** Aim **
Every line below that holds the string "type" should be copied out.

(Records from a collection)
-=-=-=-=-
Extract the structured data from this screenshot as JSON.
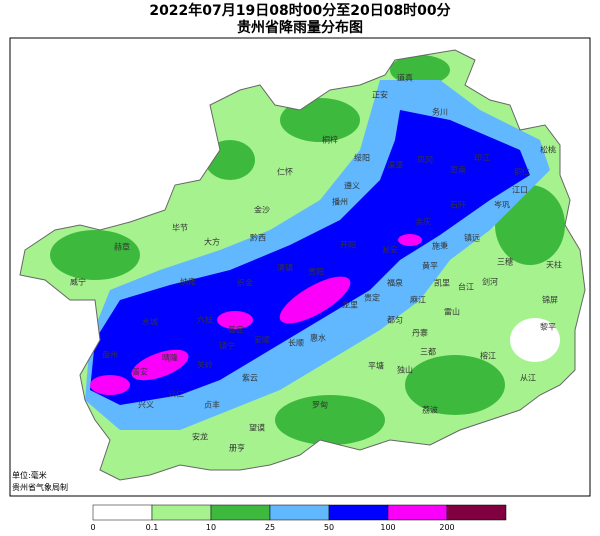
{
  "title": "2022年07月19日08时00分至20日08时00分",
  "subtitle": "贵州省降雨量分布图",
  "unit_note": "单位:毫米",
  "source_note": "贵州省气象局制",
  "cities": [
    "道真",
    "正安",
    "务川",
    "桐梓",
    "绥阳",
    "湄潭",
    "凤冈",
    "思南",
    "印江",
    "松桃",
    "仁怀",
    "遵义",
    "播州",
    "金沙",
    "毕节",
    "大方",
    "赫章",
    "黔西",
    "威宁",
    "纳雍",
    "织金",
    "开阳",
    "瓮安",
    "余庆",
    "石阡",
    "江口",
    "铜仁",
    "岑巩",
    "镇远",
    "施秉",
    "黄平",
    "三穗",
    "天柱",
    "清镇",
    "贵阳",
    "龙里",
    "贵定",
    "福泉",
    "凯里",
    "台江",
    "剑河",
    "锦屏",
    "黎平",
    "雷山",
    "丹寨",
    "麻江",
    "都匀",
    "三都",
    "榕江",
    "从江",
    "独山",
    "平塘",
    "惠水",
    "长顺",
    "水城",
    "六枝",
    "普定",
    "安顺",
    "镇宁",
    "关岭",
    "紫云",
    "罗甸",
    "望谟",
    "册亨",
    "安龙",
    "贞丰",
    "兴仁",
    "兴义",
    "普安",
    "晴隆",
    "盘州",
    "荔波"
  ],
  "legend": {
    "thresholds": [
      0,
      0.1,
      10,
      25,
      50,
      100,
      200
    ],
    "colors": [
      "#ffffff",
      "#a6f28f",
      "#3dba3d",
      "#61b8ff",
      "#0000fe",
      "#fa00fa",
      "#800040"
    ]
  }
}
-=-=-=-=-
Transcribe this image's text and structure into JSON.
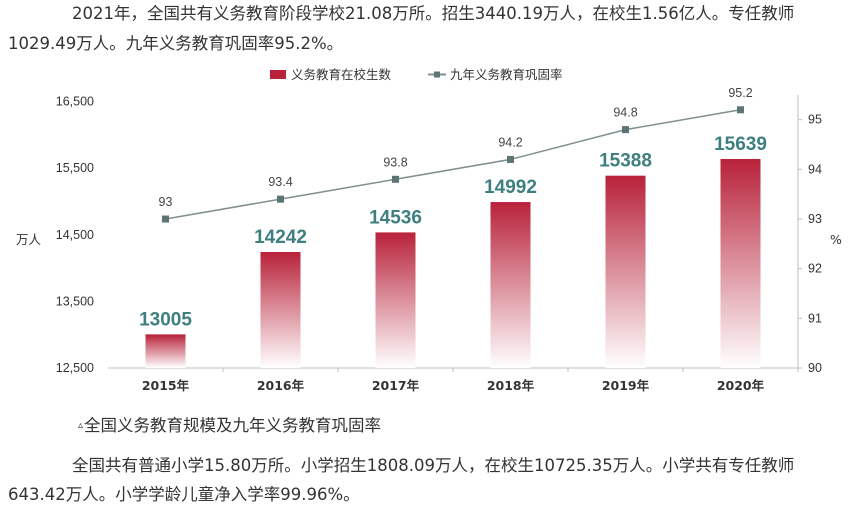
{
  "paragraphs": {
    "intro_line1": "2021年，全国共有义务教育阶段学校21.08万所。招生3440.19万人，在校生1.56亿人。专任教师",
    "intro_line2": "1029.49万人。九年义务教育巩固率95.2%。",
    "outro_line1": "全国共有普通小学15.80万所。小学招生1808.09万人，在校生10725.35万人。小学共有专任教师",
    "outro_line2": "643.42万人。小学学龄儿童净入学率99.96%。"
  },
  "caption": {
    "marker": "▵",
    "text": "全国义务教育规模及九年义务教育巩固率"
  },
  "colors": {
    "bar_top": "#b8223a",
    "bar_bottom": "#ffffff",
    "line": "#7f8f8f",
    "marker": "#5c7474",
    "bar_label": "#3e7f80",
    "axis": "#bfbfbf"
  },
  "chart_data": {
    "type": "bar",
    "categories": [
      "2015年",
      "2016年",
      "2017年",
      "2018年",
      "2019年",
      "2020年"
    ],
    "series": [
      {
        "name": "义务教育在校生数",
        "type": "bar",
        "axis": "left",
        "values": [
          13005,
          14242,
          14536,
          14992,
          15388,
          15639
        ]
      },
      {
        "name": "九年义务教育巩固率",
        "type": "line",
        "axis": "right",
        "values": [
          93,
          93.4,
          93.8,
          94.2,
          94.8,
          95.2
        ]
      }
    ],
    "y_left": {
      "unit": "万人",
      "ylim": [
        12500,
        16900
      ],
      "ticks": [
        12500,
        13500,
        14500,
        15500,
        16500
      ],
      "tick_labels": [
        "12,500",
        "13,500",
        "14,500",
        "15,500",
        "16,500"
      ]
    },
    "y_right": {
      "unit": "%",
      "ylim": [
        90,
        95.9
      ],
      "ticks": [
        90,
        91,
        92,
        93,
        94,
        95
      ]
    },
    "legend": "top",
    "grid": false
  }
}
-=-=-=-=-
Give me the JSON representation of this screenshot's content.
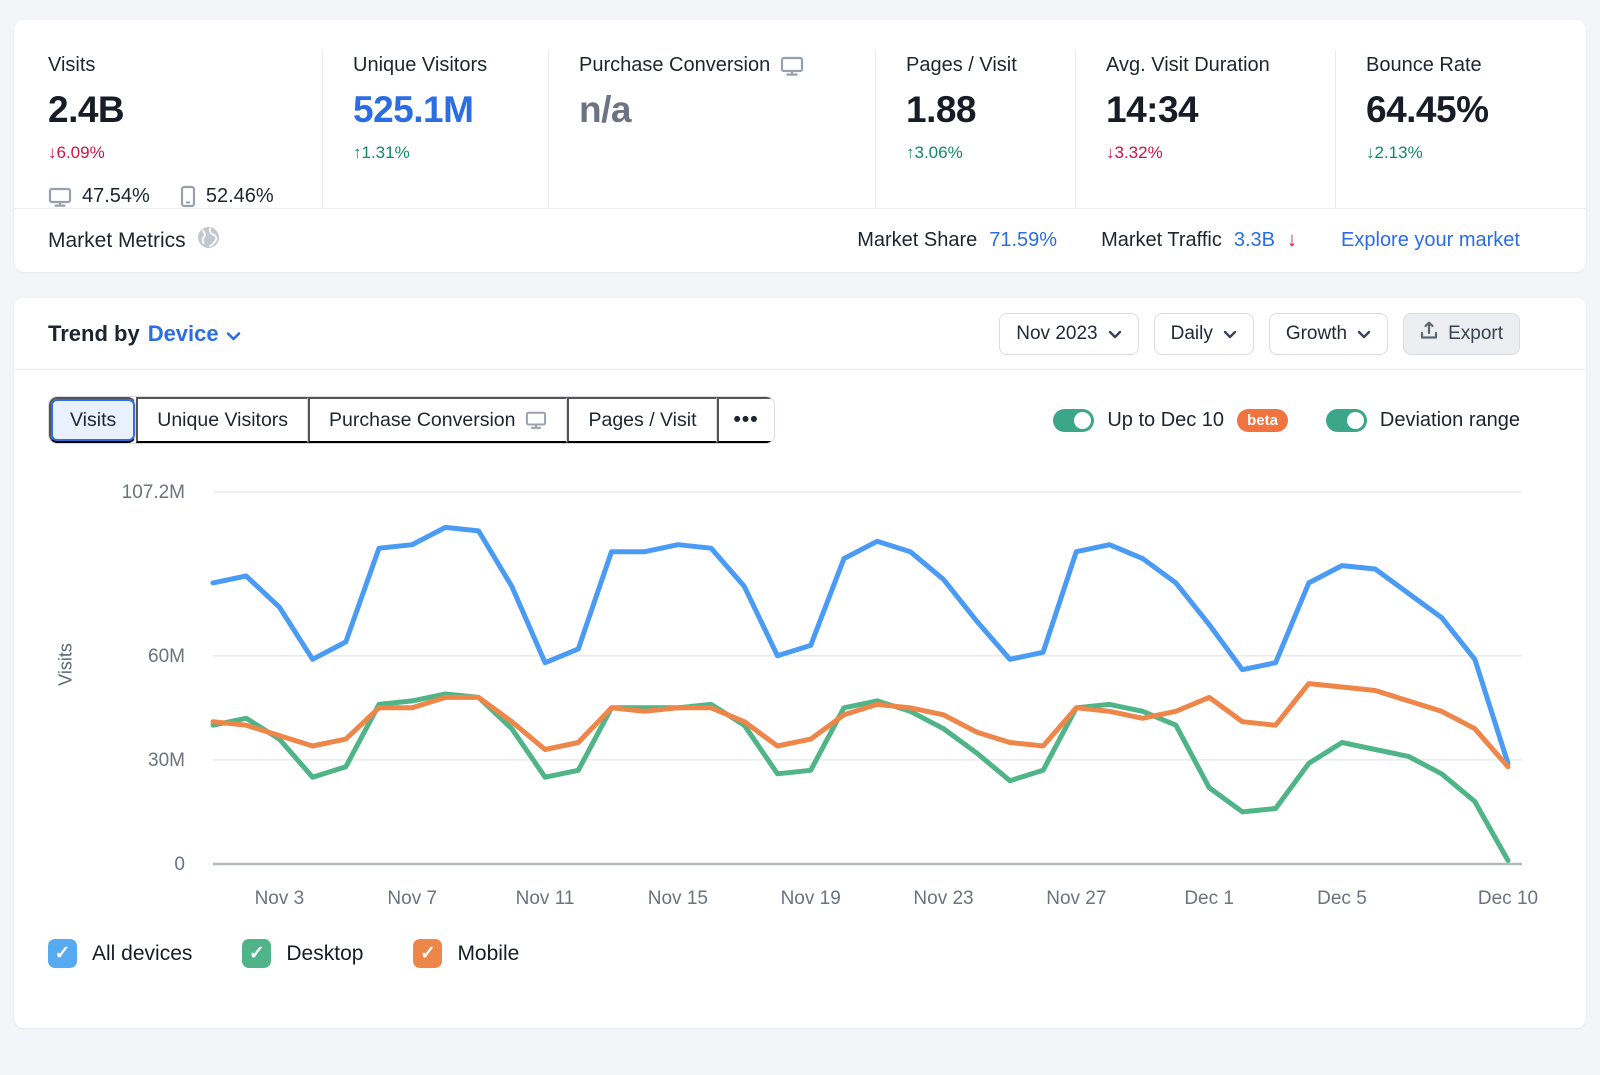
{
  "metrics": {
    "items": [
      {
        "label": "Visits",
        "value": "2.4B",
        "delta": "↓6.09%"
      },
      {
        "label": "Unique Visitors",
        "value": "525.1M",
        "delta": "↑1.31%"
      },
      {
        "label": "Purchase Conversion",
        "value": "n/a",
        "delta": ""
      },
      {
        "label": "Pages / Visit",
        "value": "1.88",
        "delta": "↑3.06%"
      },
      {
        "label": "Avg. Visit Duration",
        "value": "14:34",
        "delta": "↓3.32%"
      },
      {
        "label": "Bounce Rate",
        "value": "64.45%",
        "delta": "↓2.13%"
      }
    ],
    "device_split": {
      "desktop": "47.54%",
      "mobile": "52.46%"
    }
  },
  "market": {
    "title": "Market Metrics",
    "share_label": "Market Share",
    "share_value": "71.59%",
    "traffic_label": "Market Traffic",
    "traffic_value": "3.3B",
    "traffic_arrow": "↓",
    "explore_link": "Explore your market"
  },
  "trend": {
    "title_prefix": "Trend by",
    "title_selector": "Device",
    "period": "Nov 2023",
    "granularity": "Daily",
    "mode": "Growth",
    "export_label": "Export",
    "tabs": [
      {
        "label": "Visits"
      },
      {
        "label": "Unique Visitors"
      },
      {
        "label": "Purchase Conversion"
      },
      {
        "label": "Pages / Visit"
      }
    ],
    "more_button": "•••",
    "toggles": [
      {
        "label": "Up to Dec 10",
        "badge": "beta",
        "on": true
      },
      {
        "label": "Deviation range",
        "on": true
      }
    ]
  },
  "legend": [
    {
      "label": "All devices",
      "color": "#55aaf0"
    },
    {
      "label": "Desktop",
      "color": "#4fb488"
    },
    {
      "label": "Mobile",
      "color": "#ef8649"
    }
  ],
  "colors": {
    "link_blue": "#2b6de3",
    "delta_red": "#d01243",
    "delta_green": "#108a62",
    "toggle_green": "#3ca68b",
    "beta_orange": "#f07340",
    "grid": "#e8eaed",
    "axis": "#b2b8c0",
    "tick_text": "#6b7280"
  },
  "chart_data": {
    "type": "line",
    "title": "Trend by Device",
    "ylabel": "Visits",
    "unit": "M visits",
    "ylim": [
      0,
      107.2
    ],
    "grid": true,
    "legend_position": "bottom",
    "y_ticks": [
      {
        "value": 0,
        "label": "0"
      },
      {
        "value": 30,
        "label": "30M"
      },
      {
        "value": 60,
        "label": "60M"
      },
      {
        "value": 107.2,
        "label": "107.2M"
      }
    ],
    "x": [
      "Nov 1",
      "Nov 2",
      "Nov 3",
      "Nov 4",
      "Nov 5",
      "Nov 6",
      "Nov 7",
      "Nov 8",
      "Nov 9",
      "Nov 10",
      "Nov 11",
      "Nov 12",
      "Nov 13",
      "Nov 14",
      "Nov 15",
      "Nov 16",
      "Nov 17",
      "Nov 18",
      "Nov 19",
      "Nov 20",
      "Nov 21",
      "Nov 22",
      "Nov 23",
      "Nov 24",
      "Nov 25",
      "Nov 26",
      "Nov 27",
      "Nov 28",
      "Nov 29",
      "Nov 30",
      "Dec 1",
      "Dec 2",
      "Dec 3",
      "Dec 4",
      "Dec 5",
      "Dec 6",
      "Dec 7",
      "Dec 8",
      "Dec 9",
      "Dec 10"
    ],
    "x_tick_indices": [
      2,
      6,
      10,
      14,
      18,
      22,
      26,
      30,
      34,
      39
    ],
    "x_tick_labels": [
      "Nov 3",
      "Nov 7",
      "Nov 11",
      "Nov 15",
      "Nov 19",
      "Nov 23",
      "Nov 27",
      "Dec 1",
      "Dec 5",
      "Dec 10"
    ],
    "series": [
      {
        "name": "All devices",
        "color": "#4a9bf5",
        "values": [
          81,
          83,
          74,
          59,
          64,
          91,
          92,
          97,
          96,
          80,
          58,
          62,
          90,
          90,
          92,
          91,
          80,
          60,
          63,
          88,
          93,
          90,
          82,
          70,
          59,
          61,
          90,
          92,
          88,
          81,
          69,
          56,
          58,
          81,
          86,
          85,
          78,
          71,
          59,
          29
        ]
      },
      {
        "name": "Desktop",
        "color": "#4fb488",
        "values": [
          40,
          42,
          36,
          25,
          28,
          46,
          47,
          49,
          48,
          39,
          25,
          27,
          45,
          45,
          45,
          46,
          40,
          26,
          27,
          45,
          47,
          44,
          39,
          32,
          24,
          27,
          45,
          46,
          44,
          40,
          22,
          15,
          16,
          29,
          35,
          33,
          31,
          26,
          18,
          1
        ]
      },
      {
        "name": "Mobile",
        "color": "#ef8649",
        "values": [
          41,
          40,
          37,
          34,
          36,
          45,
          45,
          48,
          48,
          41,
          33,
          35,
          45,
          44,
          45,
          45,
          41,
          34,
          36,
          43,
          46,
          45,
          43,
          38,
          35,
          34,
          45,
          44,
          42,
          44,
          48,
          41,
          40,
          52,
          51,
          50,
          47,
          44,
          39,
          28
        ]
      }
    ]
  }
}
-=-=-=-=-
** Result **
    "type": "bar",
        "type": "bar",
        "type": "line",
    "type": "line",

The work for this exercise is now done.